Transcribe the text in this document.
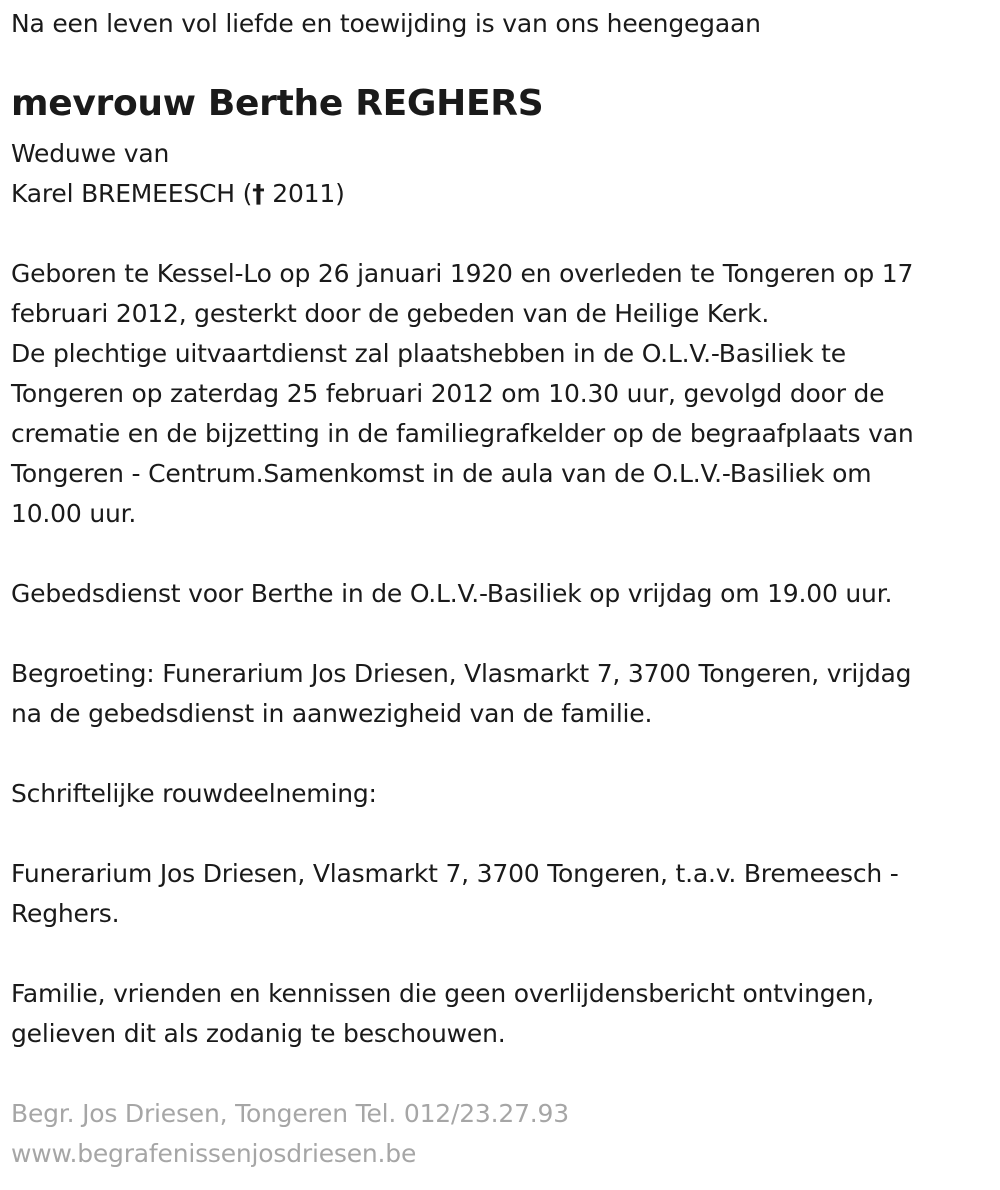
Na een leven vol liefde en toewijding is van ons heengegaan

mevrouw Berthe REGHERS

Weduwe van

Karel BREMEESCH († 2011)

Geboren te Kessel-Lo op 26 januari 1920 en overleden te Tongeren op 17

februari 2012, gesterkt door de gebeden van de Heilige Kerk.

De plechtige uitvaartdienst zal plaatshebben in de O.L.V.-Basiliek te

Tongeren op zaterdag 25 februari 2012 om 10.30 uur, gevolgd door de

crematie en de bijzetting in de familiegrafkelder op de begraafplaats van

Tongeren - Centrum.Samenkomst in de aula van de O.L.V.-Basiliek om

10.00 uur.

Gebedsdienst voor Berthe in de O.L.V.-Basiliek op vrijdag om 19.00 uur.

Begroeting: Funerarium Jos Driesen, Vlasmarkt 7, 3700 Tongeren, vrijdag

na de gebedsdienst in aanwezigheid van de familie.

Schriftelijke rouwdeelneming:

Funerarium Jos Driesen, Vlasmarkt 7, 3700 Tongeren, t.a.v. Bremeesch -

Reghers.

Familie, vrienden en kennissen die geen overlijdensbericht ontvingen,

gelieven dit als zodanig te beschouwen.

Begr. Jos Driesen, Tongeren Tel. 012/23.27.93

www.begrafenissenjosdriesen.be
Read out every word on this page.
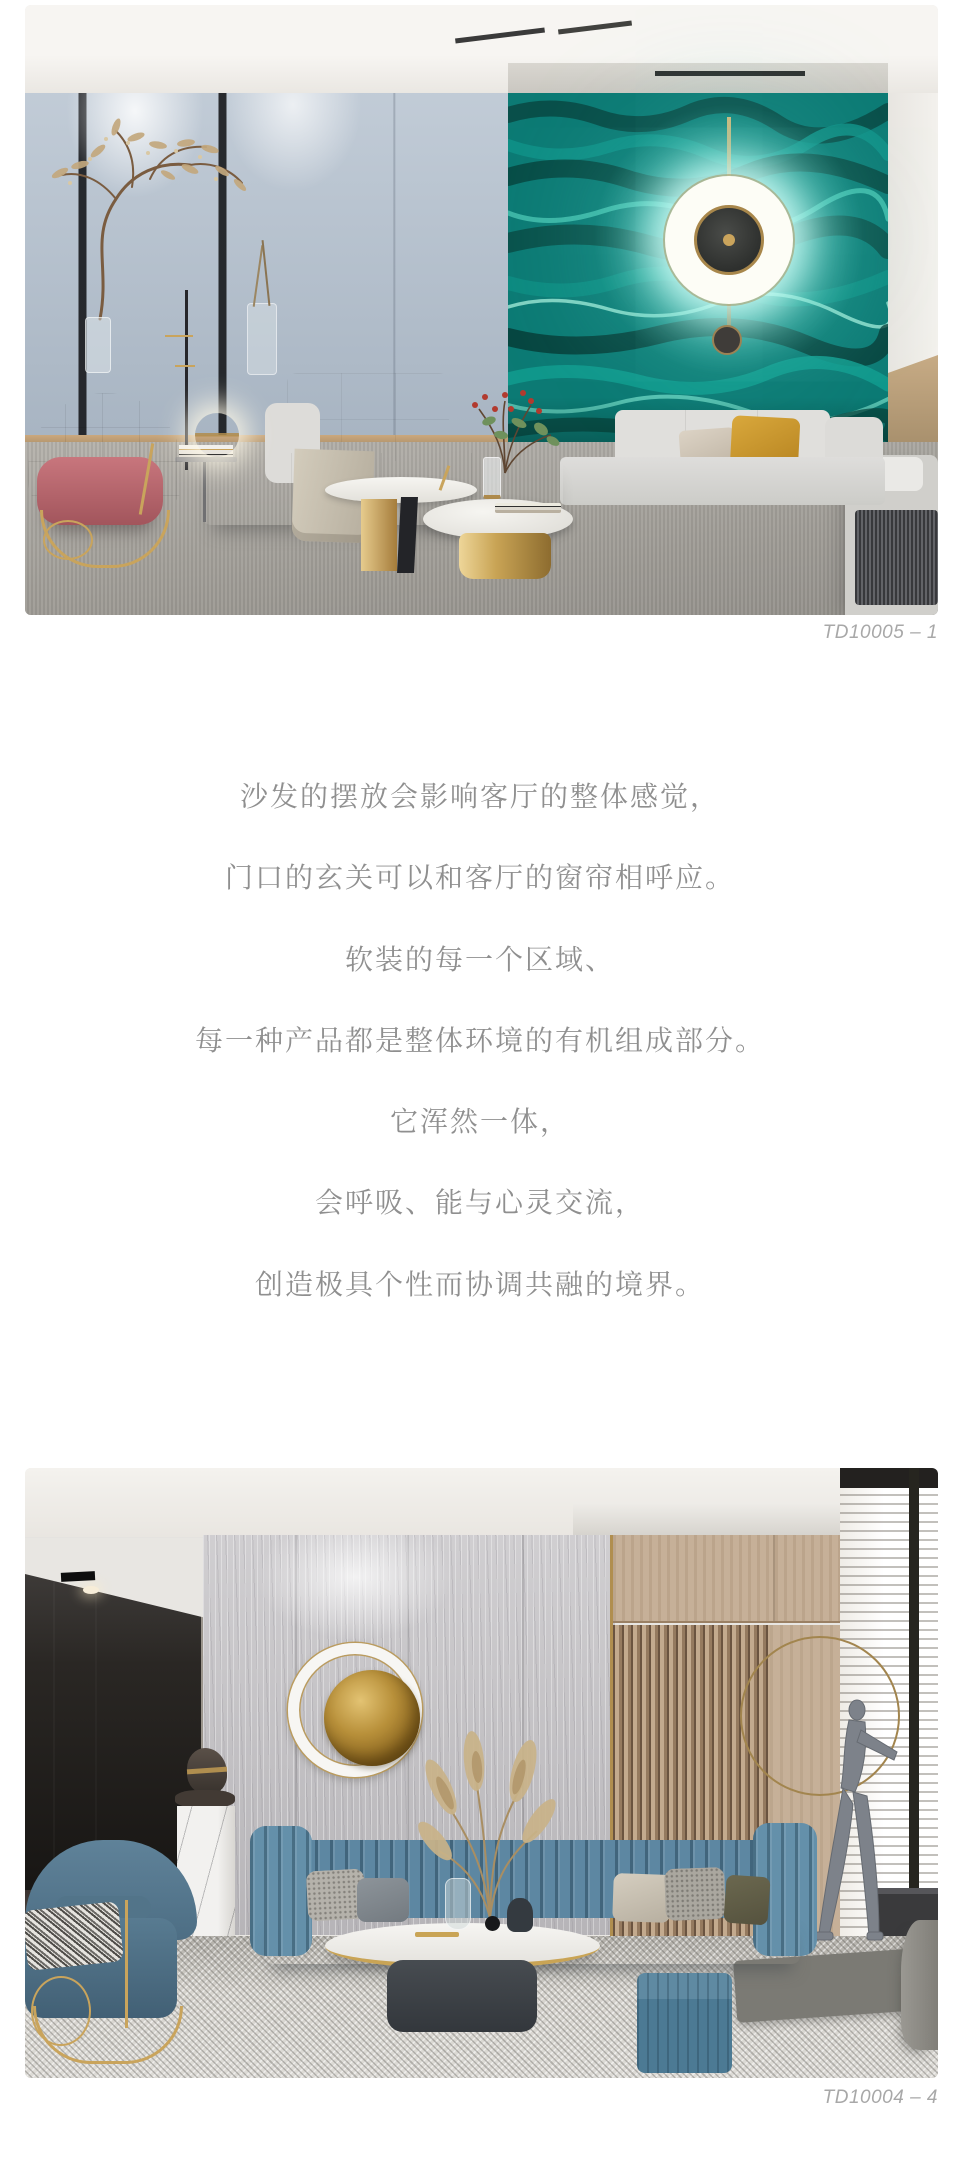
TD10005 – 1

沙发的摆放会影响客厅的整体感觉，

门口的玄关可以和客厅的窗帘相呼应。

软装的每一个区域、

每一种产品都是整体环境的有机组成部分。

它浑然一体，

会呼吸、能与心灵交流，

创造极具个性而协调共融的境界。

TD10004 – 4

=-=-=

YOUR INSTRUCTIONS
Exact duplication of all the records is required; pictures are omitted from the copy.

TASK OUTPUT
Transcribe the text in this document.
Na een leven vol liefde en toewijding is van ons heengegaan

mevrouw Berthe REGHERS

Weduwe van

Karel BREMEESCH († 2011)

Geboren te Kessel-Lo op 26 januari 1920 en overleden te Tongeren op 17

februari 2012, gesterkt door de gebeden van de Heilige Kerk.

De plechtige uitvaartdienst zal plaatshebben in de O.L.V.-Basiliek te

Tongeren op zaterdag 25 februari 2012 om 10.30 uur, gevolgd door de

crematie en de bijzetting in de familiegrafkelder op de begraafplaats van

Tongeren - Centrum.Samenkomst in de aula van de O.L.V.-Basiliek om

10.00 uur.

Gebedsdienst voor Berthe in de O.L.V.-Basiliek op vrijdag om 19.00 uur.

Begroeting: Funerarium Jos Driesen, Vlasmarkt 7, 3700 Tongeren, vrijdag

na de gebedsdienst in aanwezigheid van de familie.

Schriftelijke rouwdeelneming:

Funerarium Jos Driesen, Vlasmarkt 7, 3700 Tongeren, t.a.v. Bremeesch -

Reghers.

Familie, vrienden en kennissen die geen overlijdensbericht ontvingen,

gelieven dit als zodanig te beschouwen.

Begr. Jos Driesen, Tongeren Tel. 012/23.27.93

www.begrafenissenjosdriesen.be
Read out every word on this page.
TD10005 – 1

沙发的摆放会影响客厅的整体感觉，

门口的玄关可以和客厅的窗帘相呼应。

软装的每一个区域、

每一种产品都是整体环境的有机组成部分。

它浑然一体，

会呼吸、能与心灵交流，

创造极具个性而协调共融的境界。

TD10004 – 4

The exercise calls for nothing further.